___ Material supplied ___

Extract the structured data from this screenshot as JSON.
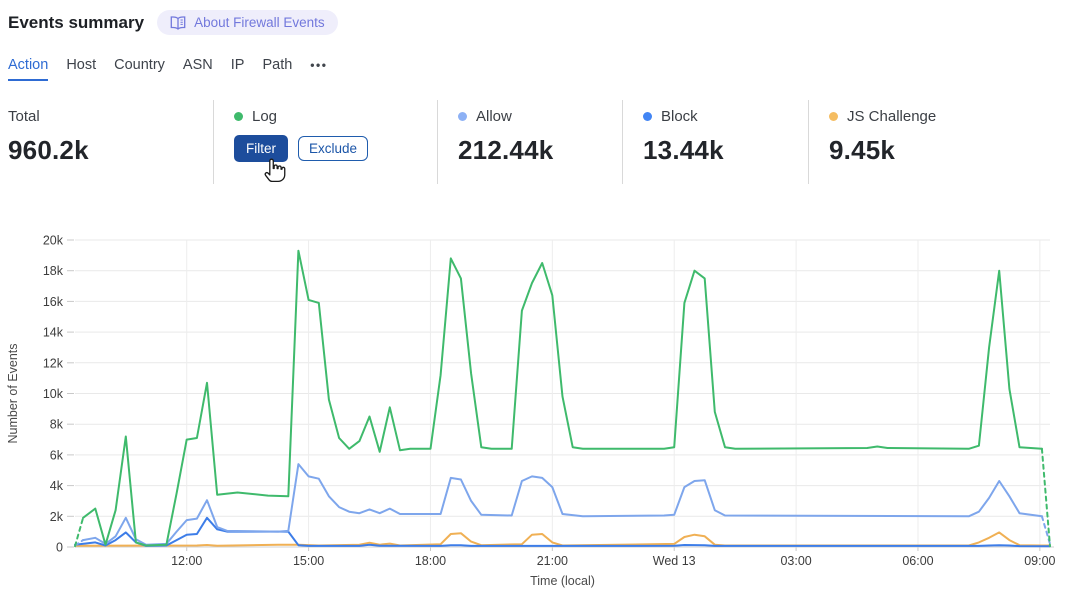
{
  "header": {
    "title": "Events summary",
    "about": {
      "label": "About Firewall Events",
      "icon": "open-book"
    }
  },
  "tabs": {
    "items": [
      {
        "label": "Action",
        "active": true
      },
      {
        "label": "Host",
        "active": false
      },
      {
        "label": "Country",
        "active": false
      },
      {
        "label": "ASN",
        "active": false
      },
      {
        "label": "IP",
        "active": false
      },
      {
        "label": "Path",
        "active": false
      }
    ],
    "more_label": "•••"
  },
  "stats": {
    "total": {
      "label": "Total",
      "value": "960.2k"
    },
    "log": {
      "label": "Log",
      "color": "#3fba6c",
      "filter_label": "Filter",
      "exclude_label": "Exclude"
    },
    "allow": {
      "label": "Allow",
      "value": "212.44k",
      "color": "#8db1f5"
    },
    "block": {
      "label": "Block",
      "value": "13.44k",
      "color": "#4285f4"
    },
    "js_challenge": {
      "label": "JS Challenge",
      "value": "9.45k",
      "color": "#f5bd62"
    }
  },
  "colors": {
    "tab_active": "#2e6bd3",
    "filter_button_bg": "#1d4d9c",
    "exclude_button_border": "#1f5cad",
    "about_pill_bg": "#efeefb",
    "about_pill_text": "#7278dc",
    "gridline": "#e9e9e9",
    "axis_text": "#3d3d3d"
  },
  "chart_data": {
    "type": "line",
    "title": "",
    "xlabel": "Time (local)",
    "ylabel": "Number of Events",
    "grid": true,
    "legend": "none on chart (series legend shown in stat cards above)",
    "x_axis": {
      "unit": "minutes since chart start (~09:15 local, spans 24h to 09:15 Wed)",
      "range": [
        0,
        1440
      ],
      "ticks": [
        {
          "m": 165,
          "label": "12:00"
        },
        {
          "m": 345,
          "label": "15:00"
        },
        {
          "m": 525,
          "label": "18:00"
        },
        {
          "m": 705,
          "label": "21:00"
        },
        {
          "m": 885,
          "label": "Wed 13"
        },
        {
          "m": 1065,
          "label": "03:00"
        },
        {
          "m": 1245,
          "label": "06:00"
        },
        {
          "m": 1425,
          "label": "09:00"
        }
      ]
    },
    "y_axis": {
      "unit": "events, values in thousands (k)",
      "range_k": [
        0,
        20
      ],
      "tick_labels": [
        "0",
        "2k",
        "4k",
        "6k",
        "8k",
        "10k",
        "12k",
        "14k",
        "16k",
        "18k",
        "20k"
      ]
    },
    "series": [
      {
        "name": "Log",
        "color": "#3fba6c",
        "dash_lead": [
          [
            0,
            0.05
          ],
          [
            12,
            1.9
          ]
        ],
        "points_k": [
          [
            12,
            1.9
          ],
          [
            30,
            2.5
          ],
          [
            45,
            0.15
          ],
          [
            60,
            2.4
          ],
          [
            75,
            7.2
          ],
          [
            90,
            0.3
          ],
          [
            105,
            0.1
          ],
          [
            135,
            0.15
          ],
          [
            150,
            3.5
          ],
          [
            165,
            7.0
          ],
          [
            180,
            7.1
          ],
          [
            195,
            10.7
          ],
          [
            210,
            3.4
          ],
          [
            240,
            3.55
          ],
          [
            285,
            3.35
          ],
          [
            315,
            3.3
          ],
          [
            330,
            19.3
          ],
          [
            345,
            16.1
          ],
          [
            360,
            15.9
          ],
          [
            375,
            9.6
          ],
          [
            390,
            7.1
          ],
          [
            405,
            6.4
          ],
          [
            420,
            6.9
          ],
          [
            435,
            8.5
          ],
          [
            450,
            6.2
          ],
          [
            465,
            9.1
          ],
          [
            480,
            6.3
          ],
          [
            495,
            6.4
          ],
          [
            525,
            6.4
          ],
          [
            540,
            11.2
          ],
          [
            555,
            18.8
          ],
          [
            570,
            17.5
          ],
          [
            585,
            11.3
          ],
          [
            600,
            6.5
          ],
          [
            615,
            6.4
          ],
          [
            645,
            6.4
          ],
          [
            660,
            15.4
          ],
          [
            675,
            17.2
          ],
          [
            690,
            18.5
          ],
          [
            705,
            16.4
          ],
          [
            720,
            9.8
          ],
          [
            735,
            6.5
          ],
          [
            750,
            6.4
          ],
          [
            870,
            6.4
          ],
          [
            885,
            6.5
          ],
          [
            900,
            15.9
          ],
          [
            915,
            18.0
          ],
          [
            930,
            17.5
          ],
          [
            945,
            8.8
          ],
          [
            960,
            6.5
          ],
          [
            975,
            6.4
          ],
          [
            1170,
            6.45
          ],
          [
            1185,
            6.55
          ],
          [
            1200,
            6.45
          ],
          [
            1320,
            6.4
          ],
          [
            1335,
            6.6
          ],
          [
            1350,
            13.0
          ],
          [
            1365,
            18.0
          ],
          [
            1380,
            10.3
          ],
          [
            1395,
            6.5
          ],
          [
            1428,
            6.4
          ]
        ],
        "dash_tail": [
          [
            1428,
            6.4
          ],
          [
            1440,
            0.05
          ]
        ]
      },
      {
        "name": "Allow",
        "color": "#7ea6ec",
        "dash_lead": [
          [
            0,
            0.1
          ],
          [
            12,
            0.45
          ]
        ],
        "points_k": [
          [
            12,
            0.45
          ],
          [
            30,
            0.6
          ],
          [
            45,
            0.2
          ],
          [
            60,
            0.7
          ],
          [
            75,
            1.9
          ],
          [
            90,
            0.5
          ],
          [
            105,
            0.15
          ],
          [
            135,
            0.2
          ],
          [
            150,
            1.0
          ],
          [
            165,
            1.75
          ],
          [
            180,
            1.85
          ],
          [
            195,
            3.05
          ],
          [
            210,
            1.3
          ],
          [
            225,
            1.05
          ],
          [
            300,
            1.0
          ],
          [
            315,
            1.05
          ],
          [
            330,
            5.4
          ],
          [
            345,
            4.6
          ],
          [
            360,
            4.45
          ],
          [
            375,
            3.3
          ],
          [
            390,
            2.6
          ],
          [
            405,
            2.3
          ],
          [
            420,
            2.2
          ],
          [
            435,
            2.45
          ],
          [
            450,
            2.2
          ],
          [
            465,
            2.5
          ],
          [
            480,
            2.15
          ],
          [
            540,
            2.15
          ],
          [
            555,
            4.5
          ],
          [
            570,
            4.4
          ],
          [
            585,
            3.0
          ],
          [
            600,
            2.1
          ],
          [
            645,
            2.05
          ],
          [
            660,
            4.3
          ],
          [
            675,
            4.6
          ],
          [
            690,
            4.5
          ],
          [
            705,
            3.9
          ],
          [
            720,
            2.15
          ],
          [
            750,
            2.0
          ],
          [
            870,
            2.05
          ],
          [
            885,
            2.1
          ],
          [
            900,
            3.9
          ],
          [
            915,
            4.3
          ],
          [
            930,
            4.35
          ],
          [
            945,
            2.4
          ],
          [
            960,
            2.05
          ],
          [
            1320,
            2.0
          ],
          [
            1335,
            2.3
          ],
          [
            1350,
            3.2
          ],
          [
            1365,
            4.3
          ],
          [
            1380,
            3.3
          ],
          [
            1395,
            2.2
          ],
          [
            1428,
            2.0
          ]
        ],
        "dash_tail": [
          [
            1428,
            2.0
          ],
          [
            1440,
            0.2
          ]
        ]
      },
      {
        "name": "Block",
        "color": "#3d7de8",
        "points_k": [
          [
            0,
            0.15
          ],
          [
            30,
            0.3
          ],
          [
            45,
            0.1
          ],
          [
            60,
            0.45
          ],
          [
            75,
            0.95
          ],
          [
            90,
            0.3
          ],
          [
            105,
            0.07
          ],
          [
            135,
            0.1
          ],
          [
            150,
            0.45
          ],
          [
            165,
            0.8
          ],
          [
            180,
            0.85
          ],
          [
            195,
            1.9
          ],
          [
            210,
            1.15
          ],
          [
            225,
            1.0
          ],
          [
            315,
            1.0
          ],
          [
            330,
            0.12
          ],
          [
            345,
            0.07
          ],
          [
            420,
            0.07
          ],
          [
            435,
            0.15
          ],
          [
            450,
            0.08
          ],
          [
            540,
            0.07
          ],
          [
            555,
            0.12
          ],
          [
            570,
            0.12
          ],
          [
            585,
            0.07
          ],
          [
            885,
            0.08
          ],
          [
            900,
            0.13
          ],
          [
            930,
            0.12
          ],
          [
            945,
            0.07
          ],
          [
            1335,
            0.07
          ],
          [
            1350,
            0.1
          ],
          [
            1365,
            0.12
          ],
          [
            1380,
            0.1
          ],
          [
            1395,
            0.06
          ],
          [
            1440,
            0.05
          ]
        ]
      },
      {
        "name": "JS Challenge",
        "color": "#f0b054",
        "points_k": [
          [
            0,
            0.08
          ],
          [
            180,
            0.1
          ],
          [
            195,
            0.13
          ],
          [
            210,
            0.08
          ],
          [
            300,
            0.15
          ],
          [
            330,
            0.15
          ],
          [
            360,
            0.1
          ],
          [
            420,
            0.15
          ],
          [
            435,
            0.28
          ],
          [
            450,
            0.15
          ],
          [
            465,
            0.22
          ],
          [
            480,
            0.1
          ],
          [
            540,
            0.18
          ],
          [
            555,
            0.85
          ],
          [
            570,
            0.9
          ],
          [
            585,
            0.35
          ],
          [
            600,
            0.12
          ],
          [
            660,
            0.18
          ],
          [
            675,
            0.8
          ],
          [
            690,
            0.85
          ],
          [
            705,
            0.3
          ],
          [
            720,
            0.1
          ],
          [
            885,
            0.2
          ],
          [
            900,
            0.65
          ],
          [
            915,
            0.8
          ],
          [
            930,
            0.7
          ],
          [
            945,
            0.15
          ],
          [
            960,
            0.1
          ],
          [
            1320,
            0.1
          ],
          [
            1335,
            0.3
          ],
          [
            1350,
            0.6
          ],
          [
            1365,
            0.95
          ],
          [
            1380,
            0.45
          ],
          [
            1395,
            0.12
          ],
          [
            1428,
            0.1
          ],
          [
            1440,
            0.1
          ]
        ]
      }
    ]
  }
}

___

**Prompt:**
Search the entries for the word "unit", then gather every line that has it.

**Solution:**
      "unit": "minutes since chart start (~09:15 local, spans 24h to 09:15 Wed)",
      "unit": "events, values in thousands (k)",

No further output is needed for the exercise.